GIVEN REQUEST — Lines containing the string "certain" are to be counted; report the total by itself.
>>>>>
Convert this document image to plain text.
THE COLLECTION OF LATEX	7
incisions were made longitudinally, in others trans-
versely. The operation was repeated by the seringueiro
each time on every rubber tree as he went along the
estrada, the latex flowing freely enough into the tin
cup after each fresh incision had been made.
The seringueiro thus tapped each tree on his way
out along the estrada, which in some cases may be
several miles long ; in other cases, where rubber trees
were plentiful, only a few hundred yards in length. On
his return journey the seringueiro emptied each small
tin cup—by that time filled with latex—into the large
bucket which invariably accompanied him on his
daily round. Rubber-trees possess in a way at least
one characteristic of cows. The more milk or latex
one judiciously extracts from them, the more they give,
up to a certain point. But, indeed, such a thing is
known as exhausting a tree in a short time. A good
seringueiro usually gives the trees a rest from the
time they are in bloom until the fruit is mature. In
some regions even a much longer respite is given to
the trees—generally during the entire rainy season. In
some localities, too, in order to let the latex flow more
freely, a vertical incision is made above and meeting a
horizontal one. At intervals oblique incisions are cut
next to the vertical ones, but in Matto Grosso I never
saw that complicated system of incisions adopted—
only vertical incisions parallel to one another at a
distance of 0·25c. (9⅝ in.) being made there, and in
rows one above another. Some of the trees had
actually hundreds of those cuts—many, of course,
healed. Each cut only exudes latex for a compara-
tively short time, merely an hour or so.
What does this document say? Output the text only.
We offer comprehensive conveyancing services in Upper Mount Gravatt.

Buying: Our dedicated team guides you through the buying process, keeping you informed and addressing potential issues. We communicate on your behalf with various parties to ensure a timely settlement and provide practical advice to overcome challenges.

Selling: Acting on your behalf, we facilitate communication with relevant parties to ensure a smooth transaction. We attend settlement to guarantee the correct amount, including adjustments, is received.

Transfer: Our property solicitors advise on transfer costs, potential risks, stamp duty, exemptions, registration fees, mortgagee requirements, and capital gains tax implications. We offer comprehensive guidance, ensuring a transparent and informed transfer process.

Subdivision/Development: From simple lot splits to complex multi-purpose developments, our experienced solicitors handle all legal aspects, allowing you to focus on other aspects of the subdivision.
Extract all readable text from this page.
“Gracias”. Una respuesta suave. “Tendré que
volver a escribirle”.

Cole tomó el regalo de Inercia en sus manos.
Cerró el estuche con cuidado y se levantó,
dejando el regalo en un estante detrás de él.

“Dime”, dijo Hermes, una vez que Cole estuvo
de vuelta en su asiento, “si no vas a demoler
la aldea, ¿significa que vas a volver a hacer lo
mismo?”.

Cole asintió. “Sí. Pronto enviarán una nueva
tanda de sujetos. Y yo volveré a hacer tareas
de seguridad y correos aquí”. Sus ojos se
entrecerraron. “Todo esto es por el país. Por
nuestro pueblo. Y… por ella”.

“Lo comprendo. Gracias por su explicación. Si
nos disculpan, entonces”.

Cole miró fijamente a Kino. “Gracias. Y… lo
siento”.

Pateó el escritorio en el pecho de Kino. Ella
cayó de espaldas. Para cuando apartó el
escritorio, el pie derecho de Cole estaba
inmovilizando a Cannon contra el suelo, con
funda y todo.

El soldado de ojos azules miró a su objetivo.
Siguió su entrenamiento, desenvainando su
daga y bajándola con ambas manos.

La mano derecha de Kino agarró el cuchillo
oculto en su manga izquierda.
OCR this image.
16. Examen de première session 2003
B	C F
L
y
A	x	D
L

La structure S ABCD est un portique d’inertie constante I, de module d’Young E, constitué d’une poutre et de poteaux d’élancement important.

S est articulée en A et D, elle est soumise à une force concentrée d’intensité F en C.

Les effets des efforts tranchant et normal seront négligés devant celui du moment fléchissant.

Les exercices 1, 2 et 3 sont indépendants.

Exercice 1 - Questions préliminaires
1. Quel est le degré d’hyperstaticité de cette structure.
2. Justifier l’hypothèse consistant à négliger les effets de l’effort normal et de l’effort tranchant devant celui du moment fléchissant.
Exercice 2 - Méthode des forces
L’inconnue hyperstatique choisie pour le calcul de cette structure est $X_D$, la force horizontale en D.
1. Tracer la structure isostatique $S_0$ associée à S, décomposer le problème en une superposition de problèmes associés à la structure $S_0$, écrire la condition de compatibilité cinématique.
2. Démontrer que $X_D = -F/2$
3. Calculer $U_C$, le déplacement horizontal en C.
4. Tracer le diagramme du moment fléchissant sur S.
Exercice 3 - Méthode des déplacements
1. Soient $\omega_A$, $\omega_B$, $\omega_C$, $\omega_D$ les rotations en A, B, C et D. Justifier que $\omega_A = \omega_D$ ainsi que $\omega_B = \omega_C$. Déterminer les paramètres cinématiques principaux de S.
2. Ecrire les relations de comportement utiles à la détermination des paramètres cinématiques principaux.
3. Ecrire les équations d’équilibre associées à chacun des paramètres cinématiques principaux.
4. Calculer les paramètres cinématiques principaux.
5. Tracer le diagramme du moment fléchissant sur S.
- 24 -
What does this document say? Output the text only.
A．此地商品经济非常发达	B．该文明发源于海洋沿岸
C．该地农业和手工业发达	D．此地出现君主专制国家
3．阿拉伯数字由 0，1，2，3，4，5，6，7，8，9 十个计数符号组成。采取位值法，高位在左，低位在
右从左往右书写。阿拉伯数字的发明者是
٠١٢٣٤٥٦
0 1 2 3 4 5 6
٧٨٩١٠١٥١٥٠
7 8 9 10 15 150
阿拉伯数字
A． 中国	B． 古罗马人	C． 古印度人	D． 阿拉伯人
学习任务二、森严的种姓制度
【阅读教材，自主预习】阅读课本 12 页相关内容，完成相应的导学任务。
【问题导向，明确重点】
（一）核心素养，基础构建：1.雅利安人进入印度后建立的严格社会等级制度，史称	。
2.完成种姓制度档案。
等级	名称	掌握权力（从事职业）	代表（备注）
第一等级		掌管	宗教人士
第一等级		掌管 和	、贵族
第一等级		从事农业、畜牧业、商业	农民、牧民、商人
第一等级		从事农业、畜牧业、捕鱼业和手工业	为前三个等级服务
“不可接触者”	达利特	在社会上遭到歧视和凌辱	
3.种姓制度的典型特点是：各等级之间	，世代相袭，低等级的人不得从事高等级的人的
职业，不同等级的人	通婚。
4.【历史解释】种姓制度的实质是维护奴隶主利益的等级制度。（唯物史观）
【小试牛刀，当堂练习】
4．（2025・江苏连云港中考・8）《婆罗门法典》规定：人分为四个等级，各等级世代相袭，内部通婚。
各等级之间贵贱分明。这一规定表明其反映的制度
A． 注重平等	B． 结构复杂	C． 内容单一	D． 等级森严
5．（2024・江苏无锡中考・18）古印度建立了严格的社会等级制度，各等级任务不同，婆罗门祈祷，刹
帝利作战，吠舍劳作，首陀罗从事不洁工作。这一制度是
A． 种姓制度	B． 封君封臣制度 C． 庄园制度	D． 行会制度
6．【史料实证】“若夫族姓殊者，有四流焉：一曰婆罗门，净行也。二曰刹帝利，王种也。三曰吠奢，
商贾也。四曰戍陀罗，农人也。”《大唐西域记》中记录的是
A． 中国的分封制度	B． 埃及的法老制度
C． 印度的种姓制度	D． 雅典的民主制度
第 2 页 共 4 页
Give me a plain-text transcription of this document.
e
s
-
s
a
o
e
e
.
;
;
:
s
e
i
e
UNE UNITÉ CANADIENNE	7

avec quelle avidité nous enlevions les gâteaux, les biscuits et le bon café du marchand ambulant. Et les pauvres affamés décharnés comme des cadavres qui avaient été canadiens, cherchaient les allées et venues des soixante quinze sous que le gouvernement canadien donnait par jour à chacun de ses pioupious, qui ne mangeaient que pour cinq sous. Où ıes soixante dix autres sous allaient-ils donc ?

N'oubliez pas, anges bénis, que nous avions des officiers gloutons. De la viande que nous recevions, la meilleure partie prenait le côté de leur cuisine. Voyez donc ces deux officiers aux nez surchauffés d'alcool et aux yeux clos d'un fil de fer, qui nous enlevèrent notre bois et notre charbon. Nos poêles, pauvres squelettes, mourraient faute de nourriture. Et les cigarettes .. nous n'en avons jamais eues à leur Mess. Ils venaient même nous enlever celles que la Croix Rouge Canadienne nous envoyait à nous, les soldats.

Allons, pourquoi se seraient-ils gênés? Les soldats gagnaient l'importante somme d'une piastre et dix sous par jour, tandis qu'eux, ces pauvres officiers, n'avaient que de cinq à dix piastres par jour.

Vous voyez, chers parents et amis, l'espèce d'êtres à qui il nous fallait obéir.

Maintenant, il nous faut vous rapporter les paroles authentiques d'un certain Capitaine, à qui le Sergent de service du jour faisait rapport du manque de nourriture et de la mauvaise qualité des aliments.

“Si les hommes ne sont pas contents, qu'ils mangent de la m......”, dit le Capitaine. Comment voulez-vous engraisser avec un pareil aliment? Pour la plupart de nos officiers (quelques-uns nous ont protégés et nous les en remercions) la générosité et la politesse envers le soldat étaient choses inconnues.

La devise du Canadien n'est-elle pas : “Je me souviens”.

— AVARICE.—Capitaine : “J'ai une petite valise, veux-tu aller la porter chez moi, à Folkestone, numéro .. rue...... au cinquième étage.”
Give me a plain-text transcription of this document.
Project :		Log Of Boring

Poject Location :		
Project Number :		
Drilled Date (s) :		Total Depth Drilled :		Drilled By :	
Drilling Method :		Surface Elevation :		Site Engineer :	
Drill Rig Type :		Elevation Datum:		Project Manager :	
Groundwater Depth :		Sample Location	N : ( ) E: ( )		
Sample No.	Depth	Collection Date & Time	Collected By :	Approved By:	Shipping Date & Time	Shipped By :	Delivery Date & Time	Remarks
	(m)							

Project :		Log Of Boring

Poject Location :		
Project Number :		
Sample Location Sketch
<<<<<
EXPECTED OUTPUT — 2